--- START OF SUPPLIED INFORMATION ---
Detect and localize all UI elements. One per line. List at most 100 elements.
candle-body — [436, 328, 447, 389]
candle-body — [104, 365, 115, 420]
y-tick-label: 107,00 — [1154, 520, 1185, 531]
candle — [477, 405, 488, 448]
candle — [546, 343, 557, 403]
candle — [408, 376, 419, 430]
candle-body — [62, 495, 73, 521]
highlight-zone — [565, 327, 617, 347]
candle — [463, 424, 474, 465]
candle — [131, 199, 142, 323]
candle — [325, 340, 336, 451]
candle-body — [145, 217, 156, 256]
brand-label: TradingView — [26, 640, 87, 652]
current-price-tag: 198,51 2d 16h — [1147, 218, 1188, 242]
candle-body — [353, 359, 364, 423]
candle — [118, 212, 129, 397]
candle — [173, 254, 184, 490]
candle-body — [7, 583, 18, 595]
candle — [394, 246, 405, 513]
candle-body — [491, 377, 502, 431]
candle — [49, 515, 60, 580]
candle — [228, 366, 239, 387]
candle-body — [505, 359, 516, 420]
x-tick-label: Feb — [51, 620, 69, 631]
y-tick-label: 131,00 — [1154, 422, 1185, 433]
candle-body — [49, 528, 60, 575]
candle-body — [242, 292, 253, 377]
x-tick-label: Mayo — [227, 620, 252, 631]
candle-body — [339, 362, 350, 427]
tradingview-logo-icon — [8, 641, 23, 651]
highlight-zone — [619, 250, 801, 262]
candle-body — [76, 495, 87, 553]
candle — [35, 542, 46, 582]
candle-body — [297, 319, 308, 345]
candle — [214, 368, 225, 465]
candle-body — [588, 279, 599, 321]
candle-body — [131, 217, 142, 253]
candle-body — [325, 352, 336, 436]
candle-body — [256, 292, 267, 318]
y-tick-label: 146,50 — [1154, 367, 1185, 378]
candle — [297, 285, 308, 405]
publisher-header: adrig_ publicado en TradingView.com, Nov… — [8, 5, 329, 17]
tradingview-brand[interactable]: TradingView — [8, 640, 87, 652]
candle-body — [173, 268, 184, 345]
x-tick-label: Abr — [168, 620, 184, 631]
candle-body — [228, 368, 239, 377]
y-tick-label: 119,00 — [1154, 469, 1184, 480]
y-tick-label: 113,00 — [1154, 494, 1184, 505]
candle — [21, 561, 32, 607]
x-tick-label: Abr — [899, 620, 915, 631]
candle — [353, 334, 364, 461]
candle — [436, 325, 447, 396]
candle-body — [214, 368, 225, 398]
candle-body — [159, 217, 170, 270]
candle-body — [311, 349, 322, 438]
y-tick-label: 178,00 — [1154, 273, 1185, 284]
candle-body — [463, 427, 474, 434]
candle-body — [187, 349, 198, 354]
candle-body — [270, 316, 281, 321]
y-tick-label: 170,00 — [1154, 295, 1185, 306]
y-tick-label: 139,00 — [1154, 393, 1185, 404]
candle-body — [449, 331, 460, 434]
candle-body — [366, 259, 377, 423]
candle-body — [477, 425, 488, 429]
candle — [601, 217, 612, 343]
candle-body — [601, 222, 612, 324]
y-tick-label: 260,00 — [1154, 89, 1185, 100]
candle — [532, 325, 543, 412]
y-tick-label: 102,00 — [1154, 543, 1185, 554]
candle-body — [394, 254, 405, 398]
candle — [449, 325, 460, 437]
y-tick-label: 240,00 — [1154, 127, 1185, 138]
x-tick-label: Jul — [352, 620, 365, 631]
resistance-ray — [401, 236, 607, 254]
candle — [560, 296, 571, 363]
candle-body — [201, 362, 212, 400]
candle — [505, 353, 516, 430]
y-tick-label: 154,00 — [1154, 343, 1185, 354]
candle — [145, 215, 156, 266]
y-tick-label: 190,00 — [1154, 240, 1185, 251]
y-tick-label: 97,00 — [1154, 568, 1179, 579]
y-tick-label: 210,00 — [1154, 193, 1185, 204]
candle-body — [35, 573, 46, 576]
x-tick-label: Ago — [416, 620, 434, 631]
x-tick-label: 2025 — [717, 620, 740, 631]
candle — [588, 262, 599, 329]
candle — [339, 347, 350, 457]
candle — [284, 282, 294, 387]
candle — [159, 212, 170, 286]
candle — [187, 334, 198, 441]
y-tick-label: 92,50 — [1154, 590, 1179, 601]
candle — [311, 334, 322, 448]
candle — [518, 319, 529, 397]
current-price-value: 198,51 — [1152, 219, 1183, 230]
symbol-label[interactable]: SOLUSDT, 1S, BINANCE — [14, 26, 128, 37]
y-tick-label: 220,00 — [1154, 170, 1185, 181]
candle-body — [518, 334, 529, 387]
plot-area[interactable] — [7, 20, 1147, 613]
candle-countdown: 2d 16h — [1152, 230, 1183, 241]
--- END OF SUPPLIED INFORMATION ---
**THE PROBLEM**
Arrange the data as a numbered list, starting at the beginning of the data and ending at the line that contains "candle-body — [256, 292, 267, 318]", with both ends included and any blank lines omitted.

**THE COMPLETED TASK**
1. Detect and localize all UI elements. One per line. List at most 100 elements.
2. candle-body — [436, 328, 447, 389]
3. candle-body — [104, 365, 115, 420]
4. y-tick-label: 107,00 — [1154, 520, 1185, 531]
5. candle — [477, 405, 488, 448]
6. candle — [546, 343, 557, 403]
7. candle — [408, 376, 419, 430]
8. candle-body — [62, 495, 73, 521]
9. highlight-zone — [565, 327, 617, 347]
10. candle — [463, 424, 474, 465]
11. candle — [131, 199, 142, 323]
12. candle — [325, 340, 336, 451]
13. candle-body — [145, 217, 156, 256]
14. brand-label: TradingView — [26, 640, 87, 652]
15. current-price-tag: 198,51 2d 16h — [1147, 218, 1188, 242]
16. candle-body — [353, 359, 364, 423]
17. candle — [118, 212, 129, 397]
18. candle — [173, 254, 184, 490]
19. candle-body — [7, 583, 18, 595]
20. candle — [394, 246, 405, 513]
21. candle-body — [491, 377, 502, 431]
22. candle — [49, 515, 60, 580]
23. candle — [228, 366, 239, 387]
24. candle-body — [505, 359, 516, 420]
25. x-tick-label: Feb — [51, 620, 69, 631]
26. y-tick-label: 131,00 — [1154, 422, 1185, 433]
27. candle-body — [49, 528, 60, 575]
28. candle-body — [242, 292, 253, 377]
29. x-tick-label: Mayo — [227, 620, 252, 631]
30. candle-body — [339, 362, 350, 427]
31. tradingview-logo-icon — [8, 641, 23, 651]
32. highlight-zone — [619, 250, 801, 262]
33. candle-body — [76, 495, 87, 553]
34. candle — [35, 542, 46, 582]
35. candle-body — [297, 319, 308, 345]
36. candle — [214, 368, 225, 465]
37. candle-body — [588, 279, 599, 321]
38. candle-body — [131, 217, 142, 253]
39. candle-body — [325, 352, 336, 436]
40. candle-body — [256, 292, 267, 318]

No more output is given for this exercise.